**Given problem**
In the records below, pick out all lines containing the word "What".

-- Start Exercise materials --

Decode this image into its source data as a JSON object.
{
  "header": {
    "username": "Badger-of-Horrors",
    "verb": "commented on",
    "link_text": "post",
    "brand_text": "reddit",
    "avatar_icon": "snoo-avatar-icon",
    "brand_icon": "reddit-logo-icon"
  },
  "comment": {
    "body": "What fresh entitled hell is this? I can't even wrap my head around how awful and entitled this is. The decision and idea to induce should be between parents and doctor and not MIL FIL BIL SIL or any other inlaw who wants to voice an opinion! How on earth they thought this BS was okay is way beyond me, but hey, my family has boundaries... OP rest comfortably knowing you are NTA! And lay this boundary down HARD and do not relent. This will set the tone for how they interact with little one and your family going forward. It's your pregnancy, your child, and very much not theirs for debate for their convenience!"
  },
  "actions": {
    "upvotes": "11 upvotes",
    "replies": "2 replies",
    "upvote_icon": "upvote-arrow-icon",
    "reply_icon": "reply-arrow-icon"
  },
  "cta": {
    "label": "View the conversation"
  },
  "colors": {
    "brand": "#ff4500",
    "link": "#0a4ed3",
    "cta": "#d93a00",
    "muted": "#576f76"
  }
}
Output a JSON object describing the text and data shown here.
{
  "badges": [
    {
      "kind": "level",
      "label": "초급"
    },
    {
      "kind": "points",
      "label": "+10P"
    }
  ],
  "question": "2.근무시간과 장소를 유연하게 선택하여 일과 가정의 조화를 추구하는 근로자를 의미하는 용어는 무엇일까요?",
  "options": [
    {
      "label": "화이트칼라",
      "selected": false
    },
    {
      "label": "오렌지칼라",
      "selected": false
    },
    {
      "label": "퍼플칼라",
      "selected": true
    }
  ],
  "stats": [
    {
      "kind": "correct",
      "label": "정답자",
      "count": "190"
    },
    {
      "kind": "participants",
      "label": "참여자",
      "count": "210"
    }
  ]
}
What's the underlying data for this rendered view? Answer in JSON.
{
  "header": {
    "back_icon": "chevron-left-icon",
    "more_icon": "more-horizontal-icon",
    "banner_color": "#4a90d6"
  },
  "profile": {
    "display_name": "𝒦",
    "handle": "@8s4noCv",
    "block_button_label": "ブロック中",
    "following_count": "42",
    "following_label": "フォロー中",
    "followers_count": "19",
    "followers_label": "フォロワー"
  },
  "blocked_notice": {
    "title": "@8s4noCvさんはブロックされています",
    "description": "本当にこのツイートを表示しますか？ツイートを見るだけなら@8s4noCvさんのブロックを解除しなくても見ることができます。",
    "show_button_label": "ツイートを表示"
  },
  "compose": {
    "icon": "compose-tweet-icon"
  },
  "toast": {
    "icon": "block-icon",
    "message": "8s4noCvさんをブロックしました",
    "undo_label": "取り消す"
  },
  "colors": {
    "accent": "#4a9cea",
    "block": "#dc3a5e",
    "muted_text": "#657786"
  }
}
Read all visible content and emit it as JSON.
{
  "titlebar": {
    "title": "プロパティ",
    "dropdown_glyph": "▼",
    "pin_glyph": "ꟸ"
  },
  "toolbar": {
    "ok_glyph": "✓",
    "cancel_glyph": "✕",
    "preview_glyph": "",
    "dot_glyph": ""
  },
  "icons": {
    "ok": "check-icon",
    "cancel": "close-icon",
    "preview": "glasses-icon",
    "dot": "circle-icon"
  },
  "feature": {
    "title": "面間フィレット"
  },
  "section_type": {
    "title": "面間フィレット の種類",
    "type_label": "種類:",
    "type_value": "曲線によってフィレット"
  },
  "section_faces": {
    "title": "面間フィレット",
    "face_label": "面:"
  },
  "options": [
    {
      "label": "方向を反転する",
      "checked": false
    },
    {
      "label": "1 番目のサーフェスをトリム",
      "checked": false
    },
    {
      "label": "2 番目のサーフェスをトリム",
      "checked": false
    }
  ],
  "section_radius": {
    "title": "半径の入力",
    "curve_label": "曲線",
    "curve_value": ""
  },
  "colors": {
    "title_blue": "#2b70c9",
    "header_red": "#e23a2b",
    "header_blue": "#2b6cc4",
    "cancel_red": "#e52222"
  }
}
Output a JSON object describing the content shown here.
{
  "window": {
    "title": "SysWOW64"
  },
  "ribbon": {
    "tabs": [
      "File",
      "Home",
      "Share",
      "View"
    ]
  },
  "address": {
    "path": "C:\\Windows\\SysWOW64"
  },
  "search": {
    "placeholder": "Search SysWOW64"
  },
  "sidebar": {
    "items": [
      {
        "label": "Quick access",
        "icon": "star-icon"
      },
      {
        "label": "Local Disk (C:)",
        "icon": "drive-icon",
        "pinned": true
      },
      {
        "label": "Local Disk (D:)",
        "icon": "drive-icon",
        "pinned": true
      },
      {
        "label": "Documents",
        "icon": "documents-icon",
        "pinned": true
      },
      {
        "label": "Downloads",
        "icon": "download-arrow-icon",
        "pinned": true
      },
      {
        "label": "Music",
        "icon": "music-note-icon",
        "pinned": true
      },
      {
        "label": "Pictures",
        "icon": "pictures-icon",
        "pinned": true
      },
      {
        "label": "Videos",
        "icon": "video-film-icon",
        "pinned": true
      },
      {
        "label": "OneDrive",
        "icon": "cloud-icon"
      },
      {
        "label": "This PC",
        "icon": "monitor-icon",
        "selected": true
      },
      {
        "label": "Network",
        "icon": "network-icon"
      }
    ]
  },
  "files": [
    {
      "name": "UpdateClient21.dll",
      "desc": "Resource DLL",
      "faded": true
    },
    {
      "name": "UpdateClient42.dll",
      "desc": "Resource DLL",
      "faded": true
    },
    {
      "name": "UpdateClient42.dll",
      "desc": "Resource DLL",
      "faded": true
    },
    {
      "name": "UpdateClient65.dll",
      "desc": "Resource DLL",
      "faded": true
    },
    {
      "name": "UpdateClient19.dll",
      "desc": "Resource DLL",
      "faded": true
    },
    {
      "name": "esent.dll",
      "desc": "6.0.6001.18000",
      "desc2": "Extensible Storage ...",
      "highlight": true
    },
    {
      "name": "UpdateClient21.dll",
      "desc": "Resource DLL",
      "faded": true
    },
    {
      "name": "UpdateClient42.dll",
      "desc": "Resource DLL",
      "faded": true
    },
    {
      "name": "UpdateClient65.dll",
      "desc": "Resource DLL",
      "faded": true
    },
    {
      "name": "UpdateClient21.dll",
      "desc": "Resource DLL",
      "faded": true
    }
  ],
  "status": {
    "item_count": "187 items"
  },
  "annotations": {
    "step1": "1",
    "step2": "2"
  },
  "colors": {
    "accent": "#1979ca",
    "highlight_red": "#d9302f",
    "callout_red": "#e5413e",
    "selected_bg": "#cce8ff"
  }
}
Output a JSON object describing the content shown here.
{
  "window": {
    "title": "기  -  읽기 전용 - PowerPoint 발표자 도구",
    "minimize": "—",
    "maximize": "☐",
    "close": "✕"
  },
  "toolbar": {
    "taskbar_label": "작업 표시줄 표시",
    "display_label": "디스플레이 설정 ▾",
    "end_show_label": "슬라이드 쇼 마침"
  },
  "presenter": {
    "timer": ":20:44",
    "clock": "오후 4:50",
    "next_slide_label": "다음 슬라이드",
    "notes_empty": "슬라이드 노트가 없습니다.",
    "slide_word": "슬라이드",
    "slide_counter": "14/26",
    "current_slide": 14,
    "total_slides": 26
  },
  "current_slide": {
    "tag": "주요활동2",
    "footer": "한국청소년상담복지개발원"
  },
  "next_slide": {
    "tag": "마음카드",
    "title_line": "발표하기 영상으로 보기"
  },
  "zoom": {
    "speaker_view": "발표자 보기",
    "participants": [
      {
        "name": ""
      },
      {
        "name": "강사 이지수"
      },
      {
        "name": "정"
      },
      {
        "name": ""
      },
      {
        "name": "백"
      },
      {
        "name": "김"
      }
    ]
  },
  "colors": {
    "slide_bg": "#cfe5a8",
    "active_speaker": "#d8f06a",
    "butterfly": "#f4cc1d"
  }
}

-- End Exercise materials --

**Right answer**
    "body": "What fresh entitled hell is this? I can't even wrap my head around how awful and entitled this is. The decision and idea to induce should be between parents and doctor and not MIL FIL BIL SIL or any other inlaw who wants to voice an opinion! How on earth they thought this BS was okay is way beyond me, but hey, my family has boundaries... OP rest comfortably knowing you are NTA! And lay this boundary down HARD and do not relent. This will set the tone for how they interact with little one and your family going forward. It's your pregnancy, your child, and very much not theirs for debate for their convenience!"
What's the underlying data for this rendered view? Answer in JSON.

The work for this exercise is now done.